*What this task involves:*
Locate and copy each line in the data that contains the word "When".

Data excerpts:
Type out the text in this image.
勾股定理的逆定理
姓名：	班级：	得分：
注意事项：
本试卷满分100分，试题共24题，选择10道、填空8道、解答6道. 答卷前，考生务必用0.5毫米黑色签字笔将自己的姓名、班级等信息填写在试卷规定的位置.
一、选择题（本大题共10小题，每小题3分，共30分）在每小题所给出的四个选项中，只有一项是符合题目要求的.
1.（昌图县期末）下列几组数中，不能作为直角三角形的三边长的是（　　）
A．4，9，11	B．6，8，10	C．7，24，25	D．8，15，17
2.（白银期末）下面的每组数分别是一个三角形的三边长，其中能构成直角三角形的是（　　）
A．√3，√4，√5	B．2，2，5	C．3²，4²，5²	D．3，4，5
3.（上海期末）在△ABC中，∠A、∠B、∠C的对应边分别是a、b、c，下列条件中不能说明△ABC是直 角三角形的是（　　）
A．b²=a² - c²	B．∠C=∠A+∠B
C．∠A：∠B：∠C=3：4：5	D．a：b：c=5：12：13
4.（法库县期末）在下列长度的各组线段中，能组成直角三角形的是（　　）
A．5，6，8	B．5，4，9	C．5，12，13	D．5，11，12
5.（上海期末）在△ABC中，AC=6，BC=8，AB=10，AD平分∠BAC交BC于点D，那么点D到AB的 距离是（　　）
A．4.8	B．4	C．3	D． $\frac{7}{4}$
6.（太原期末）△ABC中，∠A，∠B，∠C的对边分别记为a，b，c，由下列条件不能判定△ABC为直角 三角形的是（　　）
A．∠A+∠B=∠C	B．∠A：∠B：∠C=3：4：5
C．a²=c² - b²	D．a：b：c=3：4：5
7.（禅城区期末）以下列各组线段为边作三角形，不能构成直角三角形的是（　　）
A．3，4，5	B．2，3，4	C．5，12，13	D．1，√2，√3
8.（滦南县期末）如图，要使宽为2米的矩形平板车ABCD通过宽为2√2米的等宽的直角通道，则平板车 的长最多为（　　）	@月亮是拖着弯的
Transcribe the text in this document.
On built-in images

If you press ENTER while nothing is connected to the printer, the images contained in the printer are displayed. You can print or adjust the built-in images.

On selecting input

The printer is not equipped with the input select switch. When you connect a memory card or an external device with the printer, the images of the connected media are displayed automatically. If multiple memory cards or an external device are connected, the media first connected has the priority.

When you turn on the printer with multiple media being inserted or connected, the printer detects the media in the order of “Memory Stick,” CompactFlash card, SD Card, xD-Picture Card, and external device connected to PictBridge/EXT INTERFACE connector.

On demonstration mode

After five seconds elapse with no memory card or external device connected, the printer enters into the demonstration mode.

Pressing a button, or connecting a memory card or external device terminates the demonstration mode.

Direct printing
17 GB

*Task result:*
The printer is not equipped with the input select switch. When you connect a memory card or an external device with the printer, the images of the connected media are displayed automatically. If multiple memory cards or an external device are connected, the media first connected has the priority.
When you turn on the printer with multiple media being inserted or connected, the printer detects the media in the order of “Memory Stick,” CompactFlash card, SD Card, xD-Picture Card, and external device connected to PictBridge/EXT INTERFACE connector.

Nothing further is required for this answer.